=== MATERIALS PROVIDED ===

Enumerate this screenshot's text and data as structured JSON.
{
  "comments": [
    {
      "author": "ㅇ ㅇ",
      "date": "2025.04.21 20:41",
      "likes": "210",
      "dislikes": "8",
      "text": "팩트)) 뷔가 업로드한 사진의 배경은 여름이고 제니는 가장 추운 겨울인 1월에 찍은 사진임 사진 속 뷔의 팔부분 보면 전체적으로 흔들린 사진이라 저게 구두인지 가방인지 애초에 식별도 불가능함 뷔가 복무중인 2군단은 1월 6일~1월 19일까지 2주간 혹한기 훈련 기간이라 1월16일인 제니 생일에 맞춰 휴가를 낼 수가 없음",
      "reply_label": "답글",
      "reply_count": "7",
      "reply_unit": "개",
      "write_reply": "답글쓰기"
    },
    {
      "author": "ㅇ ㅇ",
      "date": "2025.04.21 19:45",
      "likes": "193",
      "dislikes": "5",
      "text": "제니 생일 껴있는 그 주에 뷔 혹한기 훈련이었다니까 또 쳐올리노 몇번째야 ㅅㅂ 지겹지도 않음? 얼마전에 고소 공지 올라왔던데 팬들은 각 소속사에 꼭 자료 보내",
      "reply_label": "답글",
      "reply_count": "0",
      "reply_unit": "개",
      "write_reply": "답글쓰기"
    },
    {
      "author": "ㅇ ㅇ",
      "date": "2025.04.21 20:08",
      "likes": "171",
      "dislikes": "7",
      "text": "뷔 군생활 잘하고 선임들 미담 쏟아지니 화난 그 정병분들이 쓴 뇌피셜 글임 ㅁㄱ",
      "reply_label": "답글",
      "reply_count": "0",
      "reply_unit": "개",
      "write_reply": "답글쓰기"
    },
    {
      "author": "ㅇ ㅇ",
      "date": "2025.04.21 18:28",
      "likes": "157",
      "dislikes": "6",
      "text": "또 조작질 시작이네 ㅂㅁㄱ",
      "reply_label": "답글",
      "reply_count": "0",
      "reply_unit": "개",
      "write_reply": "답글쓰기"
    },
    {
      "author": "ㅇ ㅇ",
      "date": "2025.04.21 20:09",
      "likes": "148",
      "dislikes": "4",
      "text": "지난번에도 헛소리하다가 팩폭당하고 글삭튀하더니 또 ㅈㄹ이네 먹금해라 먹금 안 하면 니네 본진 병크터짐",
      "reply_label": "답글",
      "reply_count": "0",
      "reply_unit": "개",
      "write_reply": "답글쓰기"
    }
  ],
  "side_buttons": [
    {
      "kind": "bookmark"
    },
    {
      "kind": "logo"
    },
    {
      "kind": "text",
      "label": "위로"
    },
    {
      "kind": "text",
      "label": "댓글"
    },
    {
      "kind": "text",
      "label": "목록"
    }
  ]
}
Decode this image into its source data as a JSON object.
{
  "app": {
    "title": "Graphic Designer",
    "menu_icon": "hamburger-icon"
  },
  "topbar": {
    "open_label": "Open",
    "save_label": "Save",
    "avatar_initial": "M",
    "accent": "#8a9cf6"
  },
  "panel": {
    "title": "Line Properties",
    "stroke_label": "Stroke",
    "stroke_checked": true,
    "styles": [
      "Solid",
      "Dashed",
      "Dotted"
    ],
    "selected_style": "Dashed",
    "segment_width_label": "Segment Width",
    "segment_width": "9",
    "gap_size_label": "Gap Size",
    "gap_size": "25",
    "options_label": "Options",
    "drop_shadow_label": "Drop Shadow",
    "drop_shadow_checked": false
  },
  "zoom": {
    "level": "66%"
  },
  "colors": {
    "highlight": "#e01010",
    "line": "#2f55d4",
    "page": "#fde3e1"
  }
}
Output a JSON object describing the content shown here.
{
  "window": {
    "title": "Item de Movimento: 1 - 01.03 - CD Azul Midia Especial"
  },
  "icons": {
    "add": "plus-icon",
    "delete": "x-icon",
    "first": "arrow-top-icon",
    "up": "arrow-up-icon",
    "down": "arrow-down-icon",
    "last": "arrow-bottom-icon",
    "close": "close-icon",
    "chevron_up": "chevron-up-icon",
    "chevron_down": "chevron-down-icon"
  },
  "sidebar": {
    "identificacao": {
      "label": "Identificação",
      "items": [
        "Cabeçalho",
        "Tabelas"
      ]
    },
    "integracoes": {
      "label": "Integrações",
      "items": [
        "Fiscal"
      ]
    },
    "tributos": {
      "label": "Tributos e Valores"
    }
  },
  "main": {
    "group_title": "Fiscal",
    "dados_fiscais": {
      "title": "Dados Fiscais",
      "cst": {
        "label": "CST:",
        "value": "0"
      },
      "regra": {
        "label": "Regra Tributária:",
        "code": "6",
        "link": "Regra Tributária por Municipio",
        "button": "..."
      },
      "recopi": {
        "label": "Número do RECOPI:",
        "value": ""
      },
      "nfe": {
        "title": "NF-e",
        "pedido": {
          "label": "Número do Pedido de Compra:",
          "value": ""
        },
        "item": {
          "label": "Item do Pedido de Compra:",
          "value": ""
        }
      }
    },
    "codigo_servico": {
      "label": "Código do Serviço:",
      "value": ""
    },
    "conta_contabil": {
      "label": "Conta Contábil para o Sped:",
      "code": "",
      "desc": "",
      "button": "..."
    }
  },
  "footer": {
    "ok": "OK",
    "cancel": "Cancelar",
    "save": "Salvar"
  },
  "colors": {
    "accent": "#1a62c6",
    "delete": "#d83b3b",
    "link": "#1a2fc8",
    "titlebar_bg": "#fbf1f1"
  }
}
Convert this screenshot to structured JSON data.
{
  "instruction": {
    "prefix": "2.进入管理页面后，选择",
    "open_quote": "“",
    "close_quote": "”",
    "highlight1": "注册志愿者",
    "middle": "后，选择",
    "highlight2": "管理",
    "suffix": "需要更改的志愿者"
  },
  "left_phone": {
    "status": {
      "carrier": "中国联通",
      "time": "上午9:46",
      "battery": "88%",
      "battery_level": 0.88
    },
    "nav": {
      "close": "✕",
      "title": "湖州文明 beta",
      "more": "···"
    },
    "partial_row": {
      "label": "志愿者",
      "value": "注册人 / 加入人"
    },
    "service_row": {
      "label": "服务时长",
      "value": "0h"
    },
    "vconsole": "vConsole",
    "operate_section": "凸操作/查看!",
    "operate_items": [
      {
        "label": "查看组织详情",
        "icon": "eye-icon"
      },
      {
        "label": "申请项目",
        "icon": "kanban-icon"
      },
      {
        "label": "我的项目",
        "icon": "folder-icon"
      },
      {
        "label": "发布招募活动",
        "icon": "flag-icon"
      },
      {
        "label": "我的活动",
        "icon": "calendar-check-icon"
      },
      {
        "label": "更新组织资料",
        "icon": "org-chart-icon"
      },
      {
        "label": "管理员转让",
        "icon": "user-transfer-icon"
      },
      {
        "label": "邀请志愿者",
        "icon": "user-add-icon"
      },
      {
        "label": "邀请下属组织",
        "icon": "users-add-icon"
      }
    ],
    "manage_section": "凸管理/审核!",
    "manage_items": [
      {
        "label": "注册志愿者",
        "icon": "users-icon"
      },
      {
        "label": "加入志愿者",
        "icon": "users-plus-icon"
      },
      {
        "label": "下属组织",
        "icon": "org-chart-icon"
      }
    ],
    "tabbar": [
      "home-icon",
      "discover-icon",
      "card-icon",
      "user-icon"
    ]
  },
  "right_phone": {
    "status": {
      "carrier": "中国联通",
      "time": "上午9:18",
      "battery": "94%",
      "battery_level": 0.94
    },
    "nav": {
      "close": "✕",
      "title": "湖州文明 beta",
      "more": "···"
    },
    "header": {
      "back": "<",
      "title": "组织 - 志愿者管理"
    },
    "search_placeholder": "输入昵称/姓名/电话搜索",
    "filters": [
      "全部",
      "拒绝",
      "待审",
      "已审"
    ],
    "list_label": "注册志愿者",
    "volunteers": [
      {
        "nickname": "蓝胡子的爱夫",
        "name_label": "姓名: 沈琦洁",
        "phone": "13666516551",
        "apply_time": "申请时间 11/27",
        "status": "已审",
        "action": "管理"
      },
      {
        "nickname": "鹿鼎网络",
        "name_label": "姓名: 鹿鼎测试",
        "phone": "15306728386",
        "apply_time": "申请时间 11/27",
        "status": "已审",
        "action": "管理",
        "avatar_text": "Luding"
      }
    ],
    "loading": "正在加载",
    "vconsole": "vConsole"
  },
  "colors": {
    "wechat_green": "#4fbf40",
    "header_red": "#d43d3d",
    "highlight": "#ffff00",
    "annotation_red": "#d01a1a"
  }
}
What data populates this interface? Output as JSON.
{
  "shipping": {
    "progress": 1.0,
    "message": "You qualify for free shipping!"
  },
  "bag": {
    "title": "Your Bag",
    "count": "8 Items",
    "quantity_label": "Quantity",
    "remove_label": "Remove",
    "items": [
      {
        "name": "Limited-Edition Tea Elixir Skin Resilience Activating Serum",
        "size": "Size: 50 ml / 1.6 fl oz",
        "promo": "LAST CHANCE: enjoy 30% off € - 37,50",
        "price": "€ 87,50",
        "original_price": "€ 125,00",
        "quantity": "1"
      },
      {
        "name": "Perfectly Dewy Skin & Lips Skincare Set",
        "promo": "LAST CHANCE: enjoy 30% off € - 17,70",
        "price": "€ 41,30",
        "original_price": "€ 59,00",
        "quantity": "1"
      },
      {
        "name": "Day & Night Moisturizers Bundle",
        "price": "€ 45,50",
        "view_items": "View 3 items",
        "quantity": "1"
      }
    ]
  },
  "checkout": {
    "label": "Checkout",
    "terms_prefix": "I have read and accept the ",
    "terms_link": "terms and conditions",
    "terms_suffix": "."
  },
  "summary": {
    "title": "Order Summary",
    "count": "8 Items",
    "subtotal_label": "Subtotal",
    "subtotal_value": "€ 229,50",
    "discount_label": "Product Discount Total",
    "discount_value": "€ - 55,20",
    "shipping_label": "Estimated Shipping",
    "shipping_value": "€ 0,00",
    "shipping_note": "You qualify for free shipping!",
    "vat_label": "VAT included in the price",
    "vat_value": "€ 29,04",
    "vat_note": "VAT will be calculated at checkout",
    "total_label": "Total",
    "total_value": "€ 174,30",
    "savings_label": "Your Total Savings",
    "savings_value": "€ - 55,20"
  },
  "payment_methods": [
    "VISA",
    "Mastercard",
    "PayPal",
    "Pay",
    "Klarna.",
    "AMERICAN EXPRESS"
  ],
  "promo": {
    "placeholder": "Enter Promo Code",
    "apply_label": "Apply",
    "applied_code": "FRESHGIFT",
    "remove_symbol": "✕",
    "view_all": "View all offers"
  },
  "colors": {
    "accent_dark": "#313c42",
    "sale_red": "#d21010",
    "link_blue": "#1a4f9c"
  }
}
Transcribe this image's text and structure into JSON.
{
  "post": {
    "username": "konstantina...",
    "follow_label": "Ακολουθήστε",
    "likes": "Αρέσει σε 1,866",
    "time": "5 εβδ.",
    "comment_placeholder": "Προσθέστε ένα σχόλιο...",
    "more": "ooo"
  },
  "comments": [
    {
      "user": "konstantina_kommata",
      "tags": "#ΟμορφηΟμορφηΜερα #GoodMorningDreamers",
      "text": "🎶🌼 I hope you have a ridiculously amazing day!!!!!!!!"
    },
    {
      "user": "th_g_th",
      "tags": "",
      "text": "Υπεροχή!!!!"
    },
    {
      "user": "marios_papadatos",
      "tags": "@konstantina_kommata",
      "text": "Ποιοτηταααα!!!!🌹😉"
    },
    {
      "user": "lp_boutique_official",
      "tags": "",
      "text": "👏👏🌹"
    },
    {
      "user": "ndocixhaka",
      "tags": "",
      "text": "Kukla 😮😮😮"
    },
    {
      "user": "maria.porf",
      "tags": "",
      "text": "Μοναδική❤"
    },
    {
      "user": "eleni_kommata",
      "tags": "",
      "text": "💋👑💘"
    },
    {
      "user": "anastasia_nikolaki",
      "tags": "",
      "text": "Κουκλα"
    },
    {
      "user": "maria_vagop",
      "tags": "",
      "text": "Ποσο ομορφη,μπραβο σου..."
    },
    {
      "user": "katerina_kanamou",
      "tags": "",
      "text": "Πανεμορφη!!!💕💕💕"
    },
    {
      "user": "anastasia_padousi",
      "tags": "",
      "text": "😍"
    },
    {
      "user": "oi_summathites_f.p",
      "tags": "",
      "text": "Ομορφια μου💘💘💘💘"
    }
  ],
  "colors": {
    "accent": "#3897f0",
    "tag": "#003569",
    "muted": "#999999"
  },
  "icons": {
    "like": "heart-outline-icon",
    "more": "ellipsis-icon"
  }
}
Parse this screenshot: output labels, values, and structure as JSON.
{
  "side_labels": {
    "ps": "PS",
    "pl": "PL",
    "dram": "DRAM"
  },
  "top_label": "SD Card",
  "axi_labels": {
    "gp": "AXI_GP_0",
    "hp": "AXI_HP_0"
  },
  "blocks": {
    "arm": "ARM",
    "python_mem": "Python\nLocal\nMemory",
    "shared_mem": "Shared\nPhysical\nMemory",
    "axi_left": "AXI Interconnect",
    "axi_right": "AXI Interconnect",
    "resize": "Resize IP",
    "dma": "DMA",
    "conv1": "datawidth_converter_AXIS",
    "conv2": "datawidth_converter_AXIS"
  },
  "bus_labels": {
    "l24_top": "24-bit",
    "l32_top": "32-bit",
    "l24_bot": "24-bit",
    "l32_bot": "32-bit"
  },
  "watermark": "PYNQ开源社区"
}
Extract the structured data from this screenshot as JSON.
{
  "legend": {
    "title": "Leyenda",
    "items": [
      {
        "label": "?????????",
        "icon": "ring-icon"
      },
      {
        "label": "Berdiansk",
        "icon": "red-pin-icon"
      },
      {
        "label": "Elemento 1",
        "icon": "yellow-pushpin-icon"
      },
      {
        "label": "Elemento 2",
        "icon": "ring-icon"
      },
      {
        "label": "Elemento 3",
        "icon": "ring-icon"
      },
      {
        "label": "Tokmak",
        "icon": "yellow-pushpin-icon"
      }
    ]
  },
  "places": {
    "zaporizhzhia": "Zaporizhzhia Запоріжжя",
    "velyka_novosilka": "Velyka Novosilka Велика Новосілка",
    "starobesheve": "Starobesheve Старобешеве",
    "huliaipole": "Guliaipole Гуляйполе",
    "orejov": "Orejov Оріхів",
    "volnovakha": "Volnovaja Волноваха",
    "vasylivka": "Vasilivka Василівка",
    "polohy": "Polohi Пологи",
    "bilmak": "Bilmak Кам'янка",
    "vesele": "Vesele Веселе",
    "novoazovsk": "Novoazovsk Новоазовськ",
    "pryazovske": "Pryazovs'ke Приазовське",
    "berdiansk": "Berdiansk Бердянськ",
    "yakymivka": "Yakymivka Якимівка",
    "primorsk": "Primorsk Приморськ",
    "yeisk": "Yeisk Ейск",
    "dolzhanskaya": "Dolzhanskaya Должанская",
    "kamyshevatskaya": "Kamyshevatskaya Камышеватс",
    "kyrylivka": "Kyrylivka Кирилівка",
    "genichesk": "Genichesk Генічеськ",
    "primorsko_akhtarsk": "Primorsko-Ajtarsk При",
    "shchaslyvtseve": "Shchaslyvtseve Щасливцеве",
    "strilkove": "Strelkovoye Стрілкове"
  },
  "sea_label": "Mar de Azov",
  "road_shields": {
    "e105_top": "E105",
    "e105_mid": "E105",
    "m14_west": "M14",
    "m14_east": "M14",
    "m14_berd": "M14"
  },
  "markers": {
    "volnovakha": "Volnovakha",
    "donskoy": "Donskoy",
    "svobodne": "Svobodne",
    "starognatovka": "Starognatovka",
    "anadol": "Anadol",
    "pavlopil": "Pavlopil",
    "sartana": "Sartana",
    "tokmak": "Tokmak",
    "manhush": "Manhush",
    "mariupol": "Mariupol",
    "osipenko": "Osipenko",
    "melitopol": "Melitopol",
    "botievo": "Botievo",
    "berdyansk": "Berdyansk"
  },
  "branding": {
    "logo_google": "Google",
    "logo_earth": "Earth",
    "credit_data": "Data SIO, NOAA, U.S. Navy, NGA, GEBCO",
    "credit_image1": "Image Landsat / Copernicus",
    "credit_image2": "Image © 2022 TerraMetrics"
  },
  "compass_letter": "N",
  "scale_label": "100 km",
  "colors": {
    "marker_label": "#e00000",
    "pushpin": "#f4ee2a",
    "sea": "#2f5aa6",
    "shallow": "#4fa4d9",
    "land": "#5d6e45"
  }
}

===

GIVEN TASK:
Search the listing above for the string "this". Copy every line that contains it.

FINISHED EXERCISE:
Enumerate this screenshot's text and data as structured JSON.
Decode this image into its source data as a JSON object.
Convert this screenshot to structured JSON data.
What data populates this interface? Output as JSON.
Transcribe this image's text and structure into JSON.
Parse this screenshot: output labels, values, and structure as JSON.
Extract the structured data from this screenshot as JSON.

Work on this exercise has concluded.